── DATA IN THIS EXERCISE

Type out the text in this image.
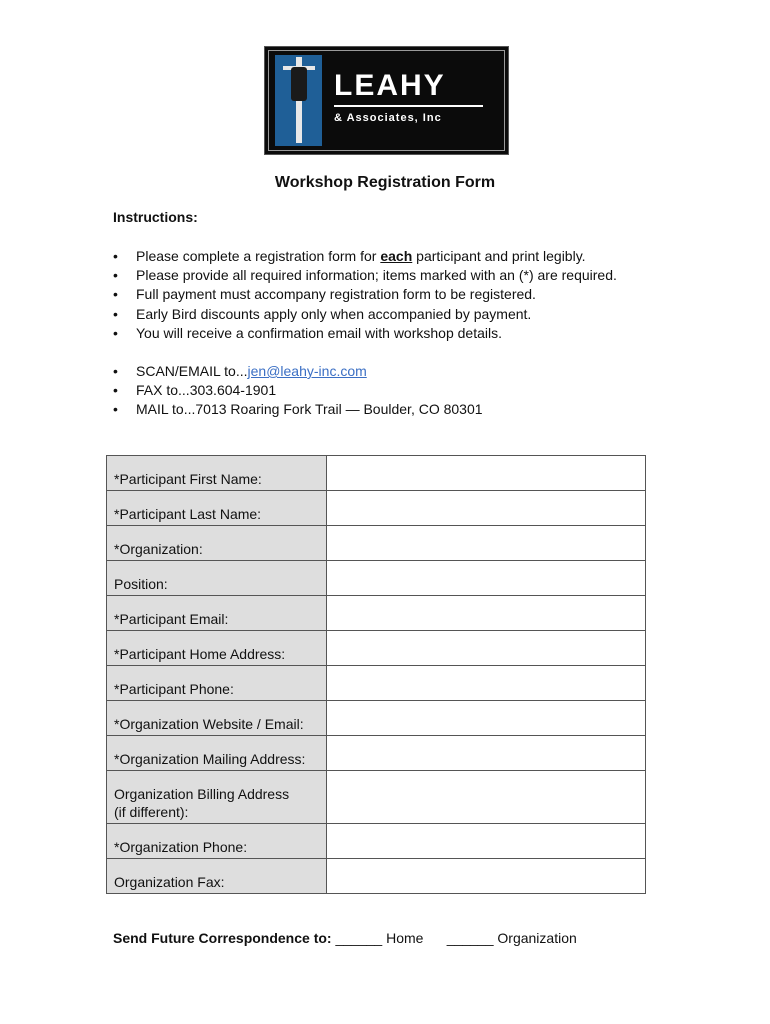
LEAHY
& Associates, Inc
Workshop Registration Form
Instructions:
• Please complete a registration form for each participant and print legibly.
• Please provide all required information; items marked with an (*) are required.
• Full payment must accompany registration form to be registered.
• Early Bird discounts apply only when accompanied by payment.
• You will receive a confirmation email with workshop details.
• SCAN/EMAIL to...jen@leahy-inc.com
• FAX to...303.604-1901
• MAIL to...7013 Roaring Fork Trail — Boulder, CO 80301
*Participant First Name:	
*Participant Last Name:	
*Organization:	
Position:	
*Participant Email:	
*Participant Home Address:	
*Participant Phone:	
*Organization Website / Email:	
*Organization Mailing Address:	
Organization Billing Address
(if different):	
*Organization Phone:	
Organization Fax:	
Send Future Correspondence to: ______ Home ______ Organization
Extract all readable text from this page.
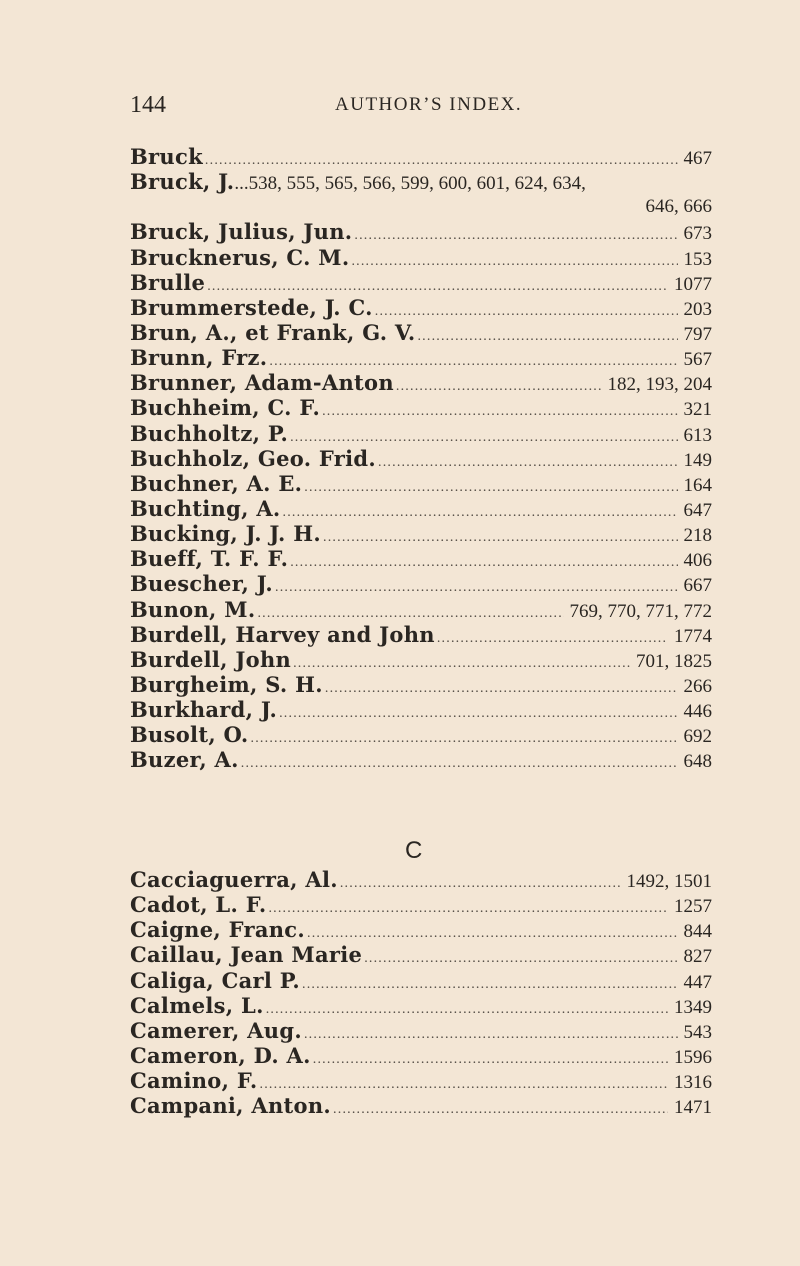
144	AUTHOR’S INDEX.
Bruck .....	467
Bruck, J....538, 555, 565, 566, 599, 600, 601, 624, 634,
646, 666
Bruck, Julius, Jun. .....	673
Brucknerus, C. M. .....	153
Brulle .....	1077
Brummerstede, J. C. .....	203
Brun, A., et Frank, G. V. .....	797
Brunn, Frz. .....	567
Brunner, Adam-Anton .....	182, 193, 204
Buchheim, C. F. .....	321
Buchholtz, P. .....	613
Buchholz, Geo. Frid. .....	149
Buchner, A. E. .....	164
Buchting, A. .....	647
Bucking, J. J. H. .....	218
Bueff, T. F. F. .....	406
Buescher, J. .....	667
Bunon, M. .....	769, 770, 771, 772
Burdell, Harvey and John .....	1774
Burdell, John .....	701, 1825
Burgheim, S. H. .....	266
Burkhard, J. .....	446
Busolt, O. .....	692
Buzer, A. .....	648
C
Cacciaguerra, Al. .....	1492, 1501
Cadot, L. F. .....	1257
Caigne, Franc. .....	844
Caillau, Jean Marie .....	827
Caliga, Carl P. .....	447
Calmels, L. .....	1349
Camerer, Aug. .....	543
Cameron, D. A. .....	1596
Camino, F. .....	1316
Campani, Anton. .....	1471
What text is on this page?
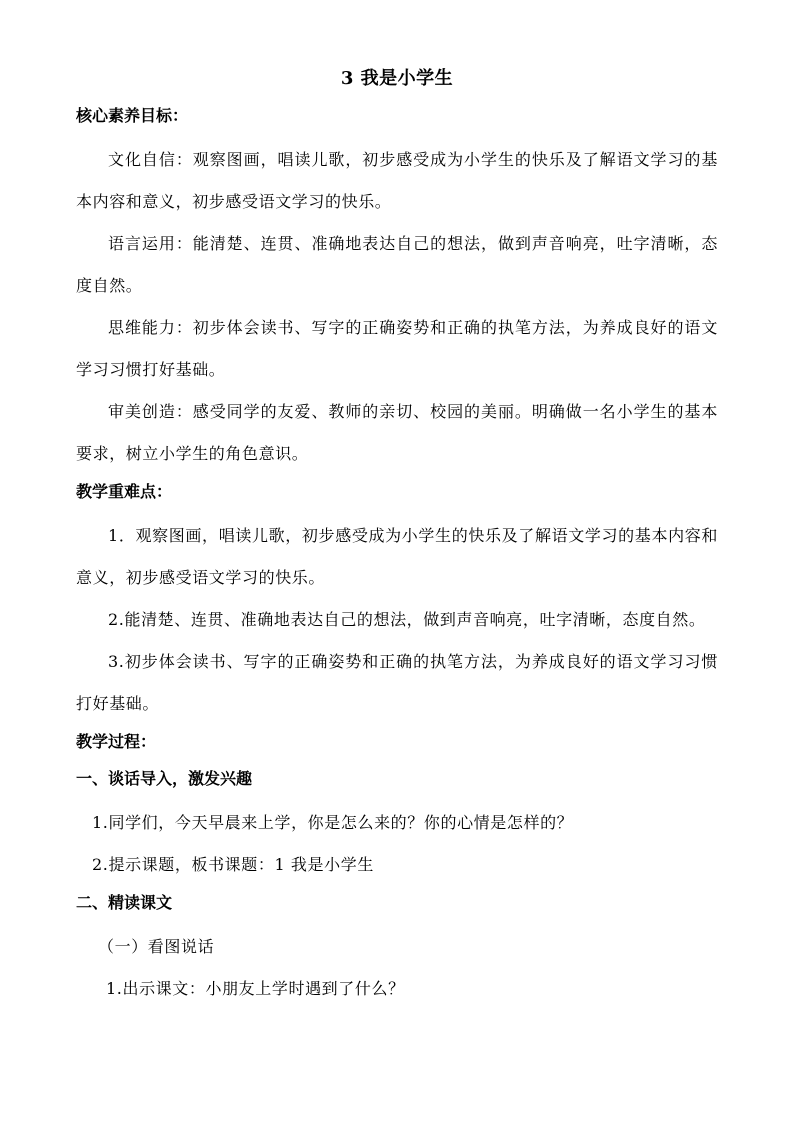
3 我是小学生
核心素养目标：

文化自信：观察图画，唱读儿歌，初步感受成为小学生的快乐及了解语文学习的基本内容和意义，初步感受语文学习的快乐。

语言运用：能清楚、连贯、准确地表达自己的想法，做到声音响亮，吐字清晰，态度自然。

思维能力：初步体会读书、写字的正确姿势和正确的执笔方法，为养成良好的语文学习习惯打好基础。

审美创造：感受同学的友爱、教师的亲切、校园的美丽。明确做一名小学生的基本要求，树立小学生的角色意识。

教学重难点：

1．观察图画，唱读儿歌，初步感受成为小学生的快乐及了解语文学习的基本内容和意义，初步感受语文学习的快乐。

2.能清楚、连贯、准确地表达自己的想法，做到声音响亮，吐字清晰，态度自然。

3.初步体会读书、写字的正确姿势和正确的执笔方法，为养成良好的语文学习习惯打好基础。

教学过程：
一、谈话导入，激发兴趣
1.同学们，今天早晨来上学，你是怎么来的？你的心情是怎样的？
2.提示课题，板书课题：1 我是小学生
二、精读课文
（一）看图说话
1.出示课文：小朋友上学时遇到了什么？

────

▶ _AIM_
Take the line containing "What text is on this page?" as the first line and the last line of the data above as the final one, and output exactly the lines between them, inclusive, with no pictures.

▶ _COMPLETED TASK_
What text is on this page?
3 我是小学生
核心素养目标：

文化自信：观察图画，唱读儿歌，初步感受成为小学生的快乐及了解语文学习的基本内容和意义，初步感受语文学习的快乐。

语言运用：能清楚、连贯、准确地表达自己的想法，做到声音响亮，吐字清晰，态度自然。

思维能力：初步体会读书、写字的正确姿势和正确的执笔方法，为养成良好的语文学习习惯打好基础。

审美创造：感受同学的友爱、教师的亲切、校园的美丽。明确做一名小学生的基本要求，树立小学生的角色意识。

教学重难点：

1．观察图画，唱读儿歌，初步感受成为小学生的快乐及了解语文学习的基本内容和意义，初步感受语文学习的快乐。

2.能清楚、连贯、准确地表达自己的想法，做到声音响亮，吐字清晰，态度自然。

3.初步体会读书、写字的正确姿势和正确的执笔方法，为养成良好的语文学习习惯打好基础。

教学过程：
一、谈话导入，激发兴趣
1.同学们，今天早晨来上学，你是怎么来的？你的心情是怎样的？
2.提示课题，板书课题：1 我是小学生
二、精读课文
（一）看图说话
1.出示课文：小朋友上学时遇到了什么？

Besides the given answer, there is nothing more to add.